▼

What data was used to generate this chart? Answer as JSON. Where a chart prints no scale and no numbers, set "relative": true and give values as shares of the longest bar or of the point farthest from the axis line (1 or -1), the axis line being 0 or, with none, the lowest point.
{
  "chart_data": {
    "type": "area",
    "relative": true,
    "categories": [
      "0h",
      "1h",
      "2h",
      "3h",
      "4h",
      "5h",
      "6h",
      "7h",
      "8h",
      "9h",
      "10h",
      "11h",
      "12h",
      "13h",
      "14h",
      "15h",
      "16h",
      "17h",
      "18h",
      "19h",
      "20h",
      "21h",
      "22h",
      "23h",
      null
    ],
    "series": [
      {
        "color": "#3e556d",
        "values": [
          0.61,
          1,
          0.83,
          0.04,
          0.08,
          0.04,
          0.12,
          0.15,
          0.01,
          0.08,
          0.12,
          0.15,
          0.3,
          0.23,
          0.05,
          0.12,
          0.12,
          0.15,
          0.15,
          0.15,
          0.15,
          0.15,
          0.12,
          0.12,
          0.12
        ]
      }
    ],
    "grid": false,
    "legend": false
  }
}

▲

WHAT TO PRODUCE — Your task is to print all of the records exactly.

SOLUTION FOR THIS EXERCISE —
What data was used to generate this chart? Answer as JSON. Where a chart prints no scale and no numbers, set "relative": true and give values as shares of the longest bar or of the point farthest from the axis line (1 or -1), the axis line being 0 or, with none, the lowest point.
{
  "chart_data": {
    "type": "area",
    "relative": true,
    "categories": [
      "0h",
      "1h",
      "2h",
      "3h",
      "4h",
      "5h",
      "6h",
      "7h",
      "8h",
      "9h",
      "10h",
      "11h",
      "12h",
      "13h",
      "14h",
      "15h",
      "16h",
      "17h",
      "18h",
      "19h",
      "20h",
      "21h",
      "22h",
      "23h",
      null
    ],
    "series": [
      {
        "color": "#3e556d",
        "values": [
          0.61,
          1,
          0.83,
          0.04,
          0.08,
          0.04,
          0.12,
          0.15,
          0.01,
          0.08,
          0.12,
          0.15,
          0.3,
          0.23,
          0.05,
          0.12,
          0.12,
          0.15,
          0.15,
          0.15,
          0.15,
          0.15,
          0.12,
          0.12,
          0.12
        ]
      }
    ],
    "grid": false,
    "legend": false
  }
}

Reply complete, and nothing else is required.